*TASK ITEM:*
Everything in the listing must be transcribed exactly, from the first line to the last.

*DATASET CONTENT:*
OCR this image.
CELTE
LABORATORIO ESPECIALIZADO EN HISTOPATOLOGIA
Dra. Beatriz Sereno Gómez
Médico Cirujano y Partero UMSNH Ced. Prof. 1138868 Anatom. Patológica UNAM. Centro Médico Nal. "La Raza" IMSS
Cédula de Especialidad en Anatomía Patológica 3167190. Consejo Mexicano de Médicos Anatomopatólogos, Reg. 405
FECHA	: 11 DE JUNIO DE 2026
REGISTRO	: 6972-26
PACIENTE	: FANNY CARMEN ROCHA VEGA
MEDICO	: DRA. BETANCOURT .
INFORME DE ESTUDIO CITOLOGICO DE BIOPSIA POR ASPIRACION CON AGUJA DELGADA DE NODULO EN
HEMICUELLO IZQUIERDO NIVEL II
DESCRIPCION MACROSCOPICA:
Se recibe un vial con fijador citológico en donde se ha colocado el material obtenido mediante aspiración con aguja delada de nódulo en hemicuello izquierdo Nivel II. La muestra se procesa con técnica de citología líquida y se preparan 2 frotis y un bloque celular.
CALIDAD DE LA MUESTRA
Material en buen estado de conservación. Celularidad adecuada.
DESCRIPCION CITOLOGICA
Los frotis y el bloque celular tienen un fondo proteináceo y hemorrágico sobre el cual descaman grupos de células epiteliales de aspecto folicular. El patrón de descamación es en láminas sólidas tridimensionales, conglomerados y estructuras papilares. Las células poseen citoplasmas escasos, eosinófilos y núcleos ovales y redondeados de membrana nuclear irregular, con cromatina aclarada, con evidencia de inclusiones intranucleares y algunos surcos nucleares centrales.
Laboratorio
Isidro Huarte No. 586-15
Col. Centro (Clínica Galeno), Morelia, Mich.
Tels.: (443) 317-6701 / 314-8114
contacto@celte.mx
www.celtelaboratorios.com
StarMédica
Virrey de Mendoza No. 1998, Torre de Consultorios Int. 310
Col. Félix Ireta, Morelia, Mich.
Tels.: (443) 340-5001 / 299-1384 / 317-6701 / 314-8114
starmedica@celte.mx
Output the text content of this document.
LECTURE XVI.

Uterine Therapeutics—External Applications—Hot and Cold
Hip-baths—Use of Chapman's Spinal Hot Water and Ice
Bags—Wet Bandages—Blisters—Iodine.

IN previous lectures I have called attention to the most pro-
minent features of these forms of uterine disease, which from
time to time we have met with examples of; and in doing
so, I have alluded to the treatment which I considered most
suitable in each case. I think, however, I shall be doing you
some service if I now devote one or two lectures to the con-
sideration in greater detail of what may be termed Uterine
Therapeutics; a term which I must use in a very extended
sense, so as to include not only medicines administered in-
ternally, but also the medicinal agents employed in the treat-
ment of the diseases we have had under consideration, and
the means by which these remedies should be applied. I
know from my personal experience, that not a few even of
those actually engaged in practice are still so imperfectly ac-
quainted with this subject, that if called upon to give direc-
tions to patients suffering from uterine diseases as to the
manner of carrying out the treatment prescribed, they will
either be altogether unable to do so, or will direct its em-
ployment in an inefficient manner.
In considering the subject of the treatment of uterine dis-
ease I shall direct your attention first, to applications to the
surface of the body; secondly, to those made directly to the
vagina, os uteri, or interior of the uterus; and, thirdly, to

*EXERCISE ANSWER:*
OCR this image.
CELTE
LABORATORIO ESPECIALIZADO EN HISTOPATOLOGIA
Dra. Beatriz Sereno Gómez
Médico Cirujano y Partero UMSNH Ced. Prof. 1138868 Anatom. Patológica UNAM. Centro Médico Nal. "La Raza" IMSS
Cédula de Especialidad en Anatomía Patológica 3167190. Consejo Mexicano de Médicos Anatomopatólogos, Reg. 405
FECHA	: 11 DE JUNIO DE 2026
REGISTRO	: 6972-26
PACIENTE	: FANNY CARMEN ROCHA VEGA
MEDICO	: DRA. BETANCOURT .
INFORME DE ESTUDIO CITOLOGICO DE BIOPSIA POR ASPIRACION CON AGUJA DELGADA DE NODULO EN
HEMICUELLO IZQUIERDO NIVEL II
DESCRIPCION MACROSCOPICA:
Se recibe un vial con fijador citológico en donde se ha colocado el material obtenido mediante aspiración con aguja delada de nódulo en hemicuello izquierdo Nivel II. La muestra se procesa con técnica de citología líquida y se preparan 2 frotis y un bloque celular.
CALIDAD DE LA MUESTRA
Material en buen estado de conservación. Celularidad adecuada.
DESCRIPCION CITOLOGICA
Los frotis y el bloque celular tienen un fondo proteináceo y hemorrágico sobre el cual descaman grupos de células epiteliales de aspecto folicular. El patrón de descamación es en láminas sólidas tridimensionales, conglomerados y estructuras papilares. Las células poseen citoplasmas escasos, eosinófilos y núcleos ovales y redondeados de membrana nuclear irregular, con cromatina aclarada, con evidencia de inclusiones intranucleares y algunos surcos nucleares centrales.
Laboratorio
Isidro Huarte No. 586-15
Col. Centro (Clínica Galeno), Morelia, Mich.
Tels.: (443) 317-6701 / 314-8114
contacto@celte.mx
www.celtelaboratorios.com
StarMédica
Virrey de Mendoza No. 1998, Torre de Consultorios Int. 310
Col. Félix Ireta, Morelia, Mich.
Tels.: (443) 340-5001 / 299-1384 / 317-6701 / 314-8114
starmedica@celte.mx
Output the text content of this document.
LECTURE XVI.

Uterine Therapeutics—External Applications—Hot and Cold
Hip-baths—Use of Chapman's Spinal Hot Water and Ice
Bags—Wet Bandages—Blisters—Iodine.

IN previous lectures I have called attention to the most pro-
minent features of these forms of uterine disease, which from
time to time we have met with examples of; and in doing
so, I have alluded to the treatment which I considered most
suitable in each case. I think, however, I shall be doing you
some service if I now devote one or two lectures to the con-
sideration in greater detail of what may be termed Uterine
Therapeutics; a term which I must use in a very extended
sense, so as to include not only medicines administered in-
ternally, but also the medicinal agents employed in the treat-
ment of the diseases we have had under consideration, and
the means by which these remedies should be applied. I
know from my personal experience, that not a few even of
those actually engaged in practice are still so imperfectly ac-
quainted with this subject, that if called upon to give direc-
tions to patients suffering from uterine diseases as to the
manner of carrying out the treatment prescribed, they will
either be altogether unable to do so, or will direct its em-
ployment in an inefficient manner.
In considering the subject of the treatment of uterine dis-
ease I shall direct your attention first, to applications to the
surface of the body; secondly, to those made directly to the
vagina, os uteri, or interior of the uterus; and, thirdly, to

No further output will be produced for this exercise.